### Material to process:
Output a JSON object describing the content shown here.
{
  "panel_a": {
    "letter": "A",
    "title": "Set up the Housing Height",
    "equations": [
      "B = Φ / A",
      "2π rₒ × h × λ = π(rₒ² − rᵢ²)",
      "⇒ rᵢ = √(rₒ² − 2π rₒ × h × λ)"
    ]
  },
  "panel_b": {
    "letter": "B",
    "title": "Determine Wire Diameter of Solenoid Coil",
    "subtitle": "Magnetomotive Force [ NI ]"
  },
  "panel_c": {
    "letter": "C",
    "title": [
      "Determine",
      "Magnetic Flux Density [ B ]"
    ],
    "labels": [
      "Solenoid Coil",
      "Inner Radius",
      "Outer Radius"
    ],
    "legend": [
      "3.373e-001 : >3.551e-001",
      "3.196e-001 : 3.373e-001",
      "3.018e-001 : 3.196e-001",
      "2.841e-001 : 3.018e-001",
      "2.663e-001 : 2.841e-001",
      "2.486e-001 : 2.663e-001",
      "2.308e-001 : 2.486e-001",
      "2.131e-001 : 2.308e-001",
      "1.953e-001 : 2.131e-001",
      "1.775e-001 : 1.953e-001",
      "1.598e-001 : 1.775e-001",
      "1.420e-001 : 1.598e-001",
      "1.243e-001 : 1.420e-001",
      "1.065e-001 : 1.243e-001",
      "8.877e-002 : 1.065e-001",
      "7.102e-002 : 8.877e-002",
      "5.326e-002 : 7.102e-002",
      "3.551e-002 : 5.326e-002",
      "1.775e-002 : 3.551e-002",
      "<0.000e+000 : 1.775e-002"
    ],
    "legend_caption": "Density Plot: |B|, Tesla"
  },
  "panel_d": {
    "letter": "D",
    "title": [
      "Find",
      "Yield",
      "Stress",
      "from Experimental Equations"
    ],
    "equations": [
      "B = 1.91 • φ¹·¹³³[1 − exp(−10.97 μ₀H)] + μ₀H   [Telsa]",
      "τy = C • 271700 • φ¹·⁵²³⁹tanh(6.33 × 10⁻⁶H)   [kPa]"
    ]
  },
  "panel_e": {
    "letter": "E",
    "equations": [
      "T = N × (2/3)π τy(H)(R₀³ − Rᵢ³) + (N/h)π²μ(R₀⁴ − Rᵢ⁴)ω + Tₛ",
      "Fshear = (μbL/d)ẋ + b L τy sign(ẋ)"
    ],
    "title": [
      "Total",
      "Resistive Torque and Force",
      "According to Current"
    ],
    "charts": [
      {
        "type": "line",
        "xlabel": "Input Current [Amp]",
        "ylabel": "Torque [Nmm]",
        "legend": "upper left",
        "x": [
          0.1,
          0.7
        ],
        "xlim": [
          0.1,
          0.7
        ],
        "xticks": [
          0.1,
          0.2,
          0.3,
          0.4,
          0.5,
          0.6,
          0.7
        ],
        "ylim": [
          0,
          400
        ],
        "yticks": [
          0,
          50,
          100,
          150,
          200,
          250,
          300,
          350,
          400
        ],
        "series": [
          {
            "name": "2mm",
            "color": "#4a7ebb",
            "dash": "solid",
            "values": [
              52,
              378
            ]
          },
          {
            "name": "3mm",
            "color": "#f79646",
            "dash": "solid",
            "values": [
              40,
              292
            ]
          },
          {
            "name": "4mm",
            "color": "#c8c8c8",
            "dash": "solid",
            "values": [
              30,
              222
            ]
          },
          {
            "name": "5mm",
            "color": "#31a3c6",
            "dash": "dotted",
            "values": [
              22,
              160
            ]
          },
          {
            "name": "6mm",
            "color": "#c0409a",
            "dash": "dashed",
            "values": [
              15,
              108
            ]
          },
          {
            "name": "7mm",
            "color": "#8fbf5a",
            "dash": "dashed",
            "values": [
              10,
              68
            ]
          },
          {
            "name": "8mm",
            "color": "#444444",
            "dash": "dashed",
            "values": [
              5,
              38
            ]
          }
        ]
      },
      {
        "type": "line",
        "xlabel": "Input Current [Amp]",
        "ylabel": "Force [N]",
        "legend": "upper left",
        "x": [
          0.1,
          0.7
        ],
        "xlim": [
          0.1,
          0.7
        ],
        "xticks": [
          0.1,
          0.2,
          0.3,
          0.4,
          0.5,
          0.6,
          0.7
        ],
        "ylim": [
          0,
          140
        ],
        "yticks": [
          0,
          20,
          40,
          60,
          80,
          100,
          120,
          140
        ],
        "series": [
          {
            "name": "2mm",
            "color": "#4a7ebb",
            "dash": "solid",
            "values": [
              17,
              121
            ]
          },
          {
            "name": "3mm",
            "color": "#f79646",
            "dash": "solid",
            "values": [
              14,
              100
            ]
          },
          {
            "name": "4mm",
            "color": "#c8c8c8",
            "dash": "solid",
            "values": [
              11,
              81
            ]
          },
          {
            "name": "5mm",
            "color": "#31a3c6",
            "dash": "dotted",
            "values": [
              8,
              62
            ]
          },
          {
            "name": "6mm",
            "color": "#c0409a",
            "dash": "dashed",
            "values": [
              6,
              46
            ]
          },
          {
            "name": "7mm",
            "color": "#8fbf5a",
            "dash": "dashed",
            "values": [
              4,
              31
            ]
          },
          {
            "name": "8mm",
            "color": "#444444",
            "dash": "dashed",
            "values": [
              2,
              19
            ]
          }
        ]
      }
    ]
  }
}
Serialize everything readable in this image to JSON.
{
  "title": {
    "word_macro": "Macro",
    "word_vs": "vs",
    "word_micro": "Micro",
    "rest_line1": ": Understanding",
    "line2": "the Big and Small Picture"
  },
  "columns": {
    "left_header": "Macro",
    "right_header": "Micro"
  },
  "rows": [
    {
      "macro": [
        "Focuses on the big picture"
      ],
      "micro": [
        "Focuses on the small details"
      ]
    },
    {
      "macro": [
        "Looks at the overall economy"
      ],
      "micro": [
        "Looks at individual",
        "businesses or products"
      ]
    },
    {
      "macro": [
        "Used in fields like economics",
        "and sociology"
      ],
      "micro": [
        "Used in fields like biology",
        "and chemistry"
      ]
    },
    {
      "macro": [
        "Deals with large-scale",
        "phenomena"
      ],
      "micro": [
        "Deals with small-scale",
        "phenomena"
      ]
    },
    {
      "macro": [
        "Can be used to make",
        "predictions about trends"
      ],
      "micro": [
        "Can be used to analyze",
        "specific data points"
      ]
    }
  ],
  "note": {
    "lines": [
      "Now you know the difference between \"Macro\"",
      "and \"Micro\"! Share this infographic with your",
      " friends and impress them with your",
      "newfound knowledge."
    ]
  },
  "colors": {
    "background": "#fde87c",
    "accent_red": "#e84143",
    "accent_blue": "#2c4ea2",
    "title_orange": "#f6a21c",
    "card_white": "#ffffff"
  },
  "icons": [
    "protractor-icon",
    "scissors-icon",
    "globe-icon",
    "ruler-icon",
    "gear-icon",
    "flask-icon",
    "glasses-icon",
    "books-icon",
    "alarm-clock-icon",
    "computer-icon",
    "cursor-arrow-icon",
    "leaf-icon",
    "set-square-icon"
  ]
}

### Work instructions:
Copy out all the entries shown above, character for character.

### Answer to this problem:
Output a JSON object describing the content shown here.
{
  "panel_a": {
    "letter": "A",
    "title": "Set up the Housing Height",
    "equations": [
      "B = Φ / A",
      "2π rₒ × h × λ = π(rₒ² − rᵢ²)",
      "⇒ rᵢ = √(rₒ² − 2π rₒ × h × λ)"
    ]
  },
  "panel_b": {
    "letter": "B",
    "title": "Determine Wire Diameter of Solenoid Coil",
    "subtitle": "Magnetomotive Force [ NI ]"
  },
  "panel_c": {
    "letter": "C",
    "title": [
      "Determine",
      "Magnetic Flux Density [ B ]"
    ],
    "labels": [
      "Solenoid Coil",
      "Inner Radius",
      "Outer Radius"
    ],
    "legend": [
      "3.373e-001 : >3.551e-001",
      "3.196e-001 : 3.373e-001",
      "3.018e-001 : 3.196e-001",
      "2.841e-001 : 3.018e-001",
      "2.663e-001 : 2.841e-001",
      "2.486e-001 : 2.663e-001",
      "2.308e-001 : 2.486e-001",
      "2.131e-001 : 2.308e-001",
      "1.953e-001 : 2.131e-001",
      "1.775e-001 : 1.953e-001",
      "1.598e-001 : 1.775e-001",
      "1.420e-001 : 1.598e-001",
      "1.243e-001 : 1.420e-001",
      "1.065e-001 : 1.243e-001",
      "8.877e-002 : 1.065e-001",
      "7.102e-002 : 8.877e-002",
      "5.326e-002 : 7.102e-002",
      "3.551e-002 : 5.326e-002",
      "1.775e-002 : 3.551e-002",
      "<0.000e+000 : 1.775e-002"
    ],
    "legend_caption": "Density Plot: |B|, Tesla"
  },
  "panel_d": {
    "letter": "D",
    "title": [
      "Find",
      "Yield",
      "Stress",
      "from Experimental Equations"
    ],
    "equations": [
      "B = 1.91 • φ¹·¹³³[1 − exp(−10.97 μ₀H)] + μ₀H   [Telsa]",
      "τy = C • 271700 • φ¹·⁵²³⁹tanh(6.33 × 10⁻⁶H)   [kPa]"
    ]
  },
  "panel_e": {
    "letter": "E",
    "equations": [
      "T = N × (2/3)π τy(H)(R₀³ − Rᵢ³) + (N/h)π²μ(R₀⁴ − Rᵢ⁴)ω + Tₛ",
      "Fshear = (μbL/d)ẋ + b L τy sign(ẋ)"
    ],
    "title": [
      "Total",
      "Resistive Torque and Force",
      "According to Current"
    ],
    "charts": [
      {
        "type": "line",
        "xlabel": "Input Current [Amp]",
        "ylabel": "Torque [Nmm]",
        "legend": "upper left",
        "x": [
          0.1,
          0.7
        ],
        "xlim": [
          0.1,
          0.7
        ],
        "xticks": [
          0.1,
          0.2,
          0.3,
          0.4,
          0.5,
          0.6,
          0.7
        ],
        "ylim": [
          0,
          400
        ],
        "yticks": [
          0,
          50,
          100,
          150,
          200,
          250,
          300,
          350,
          400
        ],
        "series": [
          {
            "name": "2mm",
            "color": "#4a7ebb",
            "dash": "solid",
            "values": [
              52,
              378
            ]
          },
          {
            "name": "3mm",
            "color": "#f79646",
            "dash": "solid",
            "values": [
              40,
              292
            ]
          },
          {
            "name": "4mm",
            "color": "#c8c8c8",
            "dash": "solid",
            "values": [
              30,
              222
            ]
          },
          {
            "name": "5mm",
            "color": "#31a3c6",
            "dash": "dotted",
            "values": [
              22,
              160
            ]
          },
          {
            "name": "6mm",
            "color": "#c0409a",
            "dash": "dashed",
            "values": [
              15,
              108
            ]
          },
          {
            "name": "7mm",
            "color": "#8fbf5a",
            "dash": "dashed",
            "values": [
              10,
              68
            ]
          },
          {
            "name": "8mm",
            "color": "#444444",
            "dash": "dashed",
            "values": [
              5,
              38
            ]
          }
        ]
      },
      {
        "type": "line",
        "xlabel": "Input Current [Amp]",
        "ylabel": "Force [N]",
        "legend": "upper left",
        "x": [
          0.1,
          0.7
        ],
        "xlim": [
          0.1,
          0.7
        ],
        "xticks": [
          0.1,
          0.2,
          0.3,
          0.4,
          0.5,
          0.6,
          0.7
        ],
        "ylim": [
          0,
          140
        ],
        "yticks": [
          0,
          20,
          40,
          60,
          80,
          100,
          120,
          140
        ],
        "series": [
          {
            "name": "2mm",
            "color": "#4a7ebb",
            "dash": "solid",
            "values": [
              17,
              121
            ]
          },
          {
            "name": "3mm",
            "color": "#f79646",
            "dash": "solid",
            "values": [
              14,
              100
            ]
          },
          {
            "name": "4mm",
            "color": "#c8c8c8",
            "dash": "solid",
            "values": [
              11,
              81
            ]
          },
          {
            "name": "5mm",
            "color": "#31a3c6",
            "dash": "dotted",
            "values": [
              8,
              62
            ]
          },
          {
            "name": "6mm",
            "color": "#c0409a",
            "dash": "dashed",
            "values": [
              6,
              46
            ]
          },
          {
            "name": "7mm",
            "color": "#8fbf5a",
            "dash": "dashed",
            "values": [
              4,
              31
            ]
          },
          {
            "name": "8mm",
            "color": "#444444",
            "dash": "dashed",
            "values": [
              2,
              19
            ]
          }
        ]
      }
    ]
  }
}
Serialize everything readable in this image to JSON.
{
  "title": {
    "word_macro": "Macro",
    "word_vs": "vs",
    "word_micro": "Micro",
    "rest_line1": ": Understanding",
    "line2": "the Big and Small Picture"
  },
  "columns": {
    "left_header": "Macro",
    "right_header": "Micro"
  },
  "rows": [
    {
      "macro": [
        "Focuses on the big picture"
      ],
      "micro": [
        "Focuses on the small details"
      ]
    },
    {
      "macro": [
        "Looks at the overall economy"
      ],
      "micro": [
        "Looks at individual",
        "businesses or products"
      ]
    },
    {
      "macro": [
        "Used in fields like economics",
        "and sociology"
      ],
      "micro": [
        "Used in fields like biology",
        "and chemistry"
      ]
    },
    {
      "macro": [
        "Deals with large-scale",
        "phenomena"
      ],
      "micro": [
        "Deals with small-scale",
        "phenomena"
      ]
    },
    {
      "macro": [
        "Can be used to make",
        "predictions about trends"
      ],
      "micro": [
        "Can be used to analyze",
        "specific data points"
      ]
    }
  ],
  "note": {
    "lines": [
      "Now you know the difference between \"Macro\"",
      "and \"Micro\"! Share this infographic with your",
      " friends and impress them with your",
      "newfound knowledge."
    ]
  },
  "colors": {
    "background": "#fde87c",
    "accent_red": "#e84143",
    "accent_blue": "#2c4ea2",
    "title_orange": "#f6a21c",
    "card_white": "#ffffff"
  },
  "icons": [
    "protractor-icon",
    "scissors-icon",
    "globe-icon",
    "ruler-icon",
    "gear-icon",
    "flask-icon",
    "glasses-icon",
    "books-icon",
    "alarm-clock-icon",
    "computer-icon",
    "cursor-arrow-icon",
    "leaf-icon",
    "set-square-icon"
  ]
}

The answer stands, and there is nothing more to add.